(Records from a data source)
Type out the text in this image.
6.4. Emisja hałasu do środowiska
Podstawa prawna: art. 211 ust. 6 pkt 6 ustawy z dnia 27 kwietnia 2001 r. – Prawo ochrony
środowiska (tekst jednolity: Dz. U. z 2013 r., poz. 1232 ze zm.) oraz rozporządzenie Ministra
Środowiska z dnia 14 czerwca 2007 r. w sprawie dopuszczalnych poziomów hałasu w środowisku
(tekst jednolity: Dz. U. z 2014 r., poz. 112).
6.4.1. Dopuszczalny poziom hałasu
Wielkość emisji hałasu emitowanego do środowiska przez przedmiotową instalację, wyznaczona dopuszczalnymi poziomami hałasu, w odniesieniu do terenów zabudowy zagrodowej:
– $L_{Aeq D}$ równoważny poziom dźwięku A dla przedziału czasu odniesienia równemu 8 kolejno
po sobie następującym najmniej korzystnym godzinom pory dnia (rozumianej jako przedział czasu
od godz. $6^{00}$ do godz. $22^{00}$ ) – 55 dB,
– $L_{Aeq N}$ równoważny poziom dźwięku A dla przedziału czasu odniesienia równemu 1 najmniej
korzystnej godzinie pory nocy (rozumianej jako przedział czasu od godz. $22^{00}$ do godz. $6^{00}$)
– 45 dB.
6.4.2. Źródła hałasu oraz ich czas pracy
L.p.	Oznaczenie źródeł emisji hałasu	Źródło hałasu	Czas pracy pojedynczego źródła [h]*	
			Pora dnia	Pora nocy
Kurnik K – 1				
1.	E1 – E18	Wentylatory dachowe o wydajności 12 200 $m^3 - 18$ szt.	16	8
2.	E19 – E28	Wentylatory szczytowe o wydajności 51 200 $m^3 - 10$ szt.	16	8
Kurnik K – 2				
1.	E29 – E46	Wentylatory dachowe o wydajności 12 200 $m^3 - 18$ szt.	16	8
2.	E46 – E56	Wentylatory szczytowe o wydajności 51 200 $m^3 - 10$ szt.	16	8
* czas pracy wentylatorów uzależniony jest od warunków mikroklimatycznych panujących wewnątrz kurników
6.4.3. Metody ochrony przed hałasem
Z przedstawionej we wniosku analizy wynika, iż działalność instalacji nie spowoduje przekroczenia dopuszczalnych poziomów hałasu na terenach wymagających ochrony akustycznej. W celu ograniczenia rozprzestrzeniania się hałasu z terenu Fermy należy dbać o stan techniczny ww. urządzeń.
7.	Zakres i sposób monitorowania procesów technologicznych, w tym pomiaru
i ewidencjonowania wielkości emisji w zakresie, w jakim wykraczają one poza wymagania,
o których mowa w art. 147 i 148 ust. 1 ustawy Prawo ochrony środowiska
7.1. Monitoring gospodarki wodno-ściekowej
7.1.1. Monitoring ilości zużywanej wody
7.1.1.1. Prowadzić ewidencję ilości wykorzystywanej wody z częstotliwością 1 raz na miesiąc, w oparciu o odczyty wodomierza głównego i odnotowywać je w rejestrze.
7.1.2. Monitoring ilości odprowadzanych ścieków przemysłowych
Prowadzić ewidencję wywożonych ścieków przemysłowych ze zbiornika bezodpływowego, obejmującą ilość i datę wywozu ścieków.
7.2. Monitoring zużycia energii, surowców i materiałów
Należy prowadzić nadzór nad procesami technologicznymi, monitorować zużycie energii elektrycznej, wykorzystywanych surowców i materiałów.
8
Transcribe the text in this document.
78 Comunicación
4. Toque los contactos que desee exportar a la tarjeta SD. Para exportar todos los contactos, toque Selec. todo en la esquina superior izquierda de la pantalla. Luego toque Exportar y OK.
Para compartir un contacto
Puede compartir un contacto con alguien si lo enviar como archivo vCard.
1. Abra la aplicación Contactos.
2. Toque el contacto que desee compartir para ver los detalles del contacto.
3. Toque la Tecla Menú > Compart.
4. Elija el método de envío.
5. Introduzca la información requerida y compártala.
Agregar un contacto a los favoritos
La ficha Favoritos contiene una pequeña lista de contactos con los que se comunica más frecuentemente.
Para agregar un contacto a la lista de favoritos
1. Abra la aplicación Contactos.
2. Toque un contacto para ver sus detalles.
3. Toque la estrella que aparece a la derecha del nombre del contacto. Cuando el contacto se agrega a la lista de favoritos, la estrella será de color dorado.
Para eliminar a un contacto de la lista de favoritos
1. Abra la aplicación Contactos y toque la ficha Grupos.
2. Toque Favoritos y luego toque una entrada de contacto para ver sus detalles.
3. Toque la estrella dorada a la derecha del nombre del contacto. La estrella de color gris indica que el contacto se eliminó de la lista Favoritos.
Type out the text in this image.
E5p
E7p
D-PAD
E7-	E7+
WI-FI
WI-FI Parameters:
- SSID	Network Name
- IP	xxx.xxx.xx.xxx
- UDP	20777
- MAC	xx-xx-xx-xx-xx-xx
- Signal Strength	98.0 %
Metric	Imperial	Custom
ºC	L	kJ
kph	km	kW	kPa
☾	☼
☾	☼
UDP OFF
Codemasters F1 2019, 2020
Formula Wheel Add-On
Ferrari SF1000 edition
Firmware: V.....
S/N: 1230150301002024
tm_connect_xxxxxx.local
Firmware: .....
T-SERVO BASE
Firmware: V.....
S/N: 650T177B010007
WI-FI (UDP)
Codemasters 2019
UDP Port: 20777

- **What to work on**
Each record should come back exactly as written.

- **Worked answer**
Type out the text in this image.
6.4. Emisja hałasu do środowiska
Podstawa prawna: art. 211 ust. 6 pkt 6 ustawy z dnia 27 kwietnia 2001 r. – Prawo ochrony
środowiska (tekst jednolity: Dz. U. z 2013 r., poz. 1232 ze zm.) oraz rozporządzenie Ministra
Środowiska z dnia 14 czerwca 2007 r. w sprawie dopuszczalnych poziomów hałasu w środowisku
(tekst jednolity: Dz. U. z 2014 r., poz. 112).
6.4.1. Dopuszczalny poziom hałasu
Wielkość emisji hałasu emitowanego do środowiska przez przedmiotową instalację, wyznaczona dopuszczalnymi poziomami hałasu, w odniesieniu do terenów zabudowy zagrodowej:
– $L_{Aeq D}$ równoważny poziom dźwięku A dla przedziału czasu odniesienia równemu 8 kolejno
po sobie następującym najmniej korzystnym godzinom pory dnia (rozumianej jako przedział czasu
od godz. $6^{00}$ do godz. $22^{00}$ ) – 55 dB,
– $L_{Aeq N}$ równoważny poziom dźwięku A dla przedziału czasu odniesienia równemu 1 najmniej
korzystnej godzinie pory nocy (rozumianej jako przedział czasu od godz. $22^{00}$ do godz. $6^{00}$)
– 45 dB.
6.4.2. Źródła hałasu oraz ich czas pracy
L.p.	Oznaczenie źródeł emisji hałasu	Źródło hałasu	Czas pracy pojedynczego źródła [h]*	
			Pora dnia	Pora nocy
Kurnik K – 1				
1.	E1 – E18	Wentylatory dachowe o wydajności 12 200 $m^3 - 18$ szt.	16	8
2.	E19 – E28	Wentylatory szczytowe o wydajności 51 200 $m^3 - 10$ szt.	16	8
Kurnik K – 2				
1.	E29 – E46	Wentylatory dachowe o wydajności 12 200 $m^3 - 18$ szt.	16	8
2.	E46 – E56	Wentylatory szczytowe o wydajności 51 200 $m^3 - 10$ szt.	16	8
* czas pracy wentylatorów uzależniony jest od warunków mikroklimatycznych panujących wewnątrz kurników
6.4.3. Metody ochrony przed hałasem
Z przedstawionej we wniosku analizy wynika, iż działalność instalacji nie spowoduje przekroczenia dopuszczalnych poziomów hałasu na terenach wymagających ochrony akustycznej. W celu ograniczenia rozprzestrzeniania się hałasu z terenu Fermy należy dbać o stan techniczny ww. urządzeń.
7.	Zakres i sposób monitorowania procesów technologicznych, w tym pomiaru
i ewidencjonowania wielkości emisji w zakresie, w jakim wykraczają one poza wymagania,
o których mowa w art. 147 i 148 ust. 1 ustawy Prawo ochrony środowiska
7.1. Monitoring gospodarki wodno-ściekowej
7.1.1. Monitoring ilości zużywanej wody
7.1.1.1. Prowadzić ewidencję ilości wykorzystywanej wody z częstotliwością 1 raz na miesiąc, w oparciu o odczyty wodomierza głównego i odnotowywać je w rejestrze.
7.1.2. Monitoring ilości odprowadzanych ścieków przemysłowych
Prowadzić ewidencję wywożonych ścieków przemysłowych ze zbiornika bezodpływowego, obejmującą ilość i datę wywozu ścieków.
7.2. Monitoring zużycia energii, surowców i materiałów
Należy prowadzić nadzór nad procesami technologicznymi, monitorować zużycie energii elektrycznej, wykorzystywanych surowców i materiałów.
8
Transcribe the text in this document.
78 Comunicación
4. Toque los contactos que desee exportar a la tarjeta SD. Para exportar todos los contactos, toque Selec. todo en la esquina superior izquierda de la pantalla. Luego toque Exportar y OK.
Para compartir un contacto
Puede compartir un contacto con alguien si lo enviar como archivo vCard.
1. Abra la aplicación Contactos.
2. Toque el contacto que desee compartir para ver los detalles del contacto.
3. Toque la Tecla Menú > Compart.
4. Elija el método de envío.
5. Introduzca la información requerida y compártala.
Agregar un contacto a los favoritos
La ficha Favoritos contiene una pequeña lista de contactos con los que se comunica más frecuentemente.
Para agregar un contacto a la lista de favoritos
1. Abra la aplicación Contactos.
2. Toque un contacto para ver sus detalles.
3. Toque la estrella que aparece a la derecha del nombre del contacto. Cuando el contacto se agrega a la lista de favoritos, la estrella será de color dorado.
Para eliminar a un contacto de la lista de favoritos
1. Abra la aplicación Contactos y toque la ficha Grupos.
2. Toque Favoritos y luego toque una entrada de contacto para ver sus detalles.
3. Toque la estrella dorada a la derecha del nombre del contacto. La estrella de color gris indica que el contacto se eliminó de la lista Favoritos.
Type out the text in this image.
E5p
E7p
D-PAD
E7-	E7+
WI-FI
WI-FI Parameters:
- SSID	Network Name
- IP	xxx.xxx.xx.xxx
- UDP	20777
- MAC	xx-xx-xx-xx-xx-xx
- Signal Strength	98.0 %
Metric	Imperial	Custom
ºC	L	kJ
kph	km	kW	kPa
☾	☼
☾	☼
UDP OFF
Codemasters F1 2019, 2020
Formula Wheel Add-On
Ferrari SF1000 edition
Firmware: V.....
S/N: 1230150301002024
tm_connect_xxxxxx.local
Firmware: .....
T-SERVO BASE
Firmware: V.....
S/N: 650T177B010007
WI-FI (UDP)
Codemasters 2019
UDP Port: 20777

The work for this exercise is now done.